## Records to process:
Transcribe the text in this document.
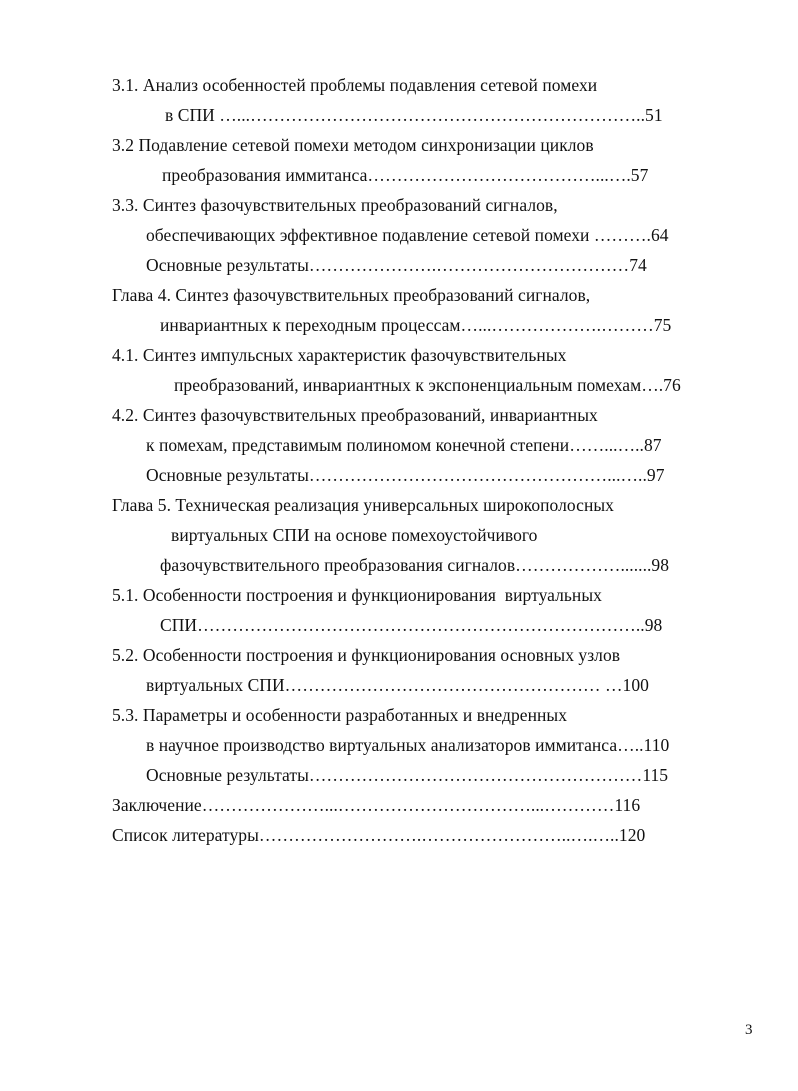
3.1. Анализ особенностей проблемы подавления сетевой помехи
в СПИ …...…………………………………………………………..51
3.2 Подавление сетевой помехи методом синхронизации циклов
преобразования иммитанса…………………………………...….57
3.3. Синтез фазочувствительных преобразований сигналов,
обеспечивающих эффективное подавление сетевой помехи ……….64
Основные результаты………………….……………………………74
Глава 4. Синтез фазочувствительных преобразований сигналов,
инвариантных к переходным процессам…...……………….………75
4.1. Синтез импульсных характеристик фазочувствительных
преобразований, инвариантных к экспоненциальным помехам….76
4.2. Синтез фазочувствительных преобразований, инвариантных
к помехам, представимым полиномом конечной степени……...…..87
Основные результаты……………………………………………...…..97
Глава 5. Техническая реализация универсальных широкополосных
виртуальных СПИ на основе помехоустойчивого
фазочувствительного преобразования сигналов……………….......98
5.1. Особенности построения и функционирования  виртуальных
СПИ…………………………………………………………………..98
5.2. Особенности построения и функционирования основных узлов
виртуальных СПИ……………………………………………… …100
5.3. Параметры и особенности разработанных и внедренных
в научное производство виртуальных анализаторов иммитанса…..110
Основные результаты…………………………………………………115
Заключение…………………...……………………………...…………116
Список литературы……………………….……………………..….…..120
3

## Short task:
Print every record above exactly as written, leaving out the pictures.

## Correct result:
Transcribe the text in this document.
3.1. Анализ особенностей проблемы подавления сетевой помехи
в СПИ …...…………………………………………………………..51
3.2 Подавление сетевой помехи методом синхронизации циклов
преобразования иммитанса…………………………………...….57
3.3. Синтез фазочувствительных преобразований сигналов,
обеспечивающих эффективное подавление сетевой помехи ……….64
Основные результаты………………….……………………………74
Глава 4. Синтез фазочувствительных преобразований сигналов,
инвариантных к переходным процессам…...……………….………75
4.1. Синтез импульсных характеристик фазочувствительных
преобразований, инвариантных к экспоненциальным помехам….76
4.2. Синтез фазочувствительных преобразований, инвариантных
к помехам, представимым полиномом конечной степени……...…..87
Основные результаты……………………………………………...…..97
Глава 5. Техническая реализация универсальных широкополосных
виртуальных СПИ на основе помехоустойчивого
фазочувствительного преобразования сигналов……………….......98
5.1. Особенности построения и функционирования  виртуальных
СПИ…………………………………………………………………..98
5.2. Особенности построения и функционирования основных узлов
виртуальных СПИ……………………………………………… …100
5.3. Параметры и особенности разработанных и внедренных
в научное производство виртуальных анализаторов иммитанса…..110
Основные результаты…………………………………………………115
Заключение…………………...……………………………...…………116
Список литературы……………………….……………………..….…..120
3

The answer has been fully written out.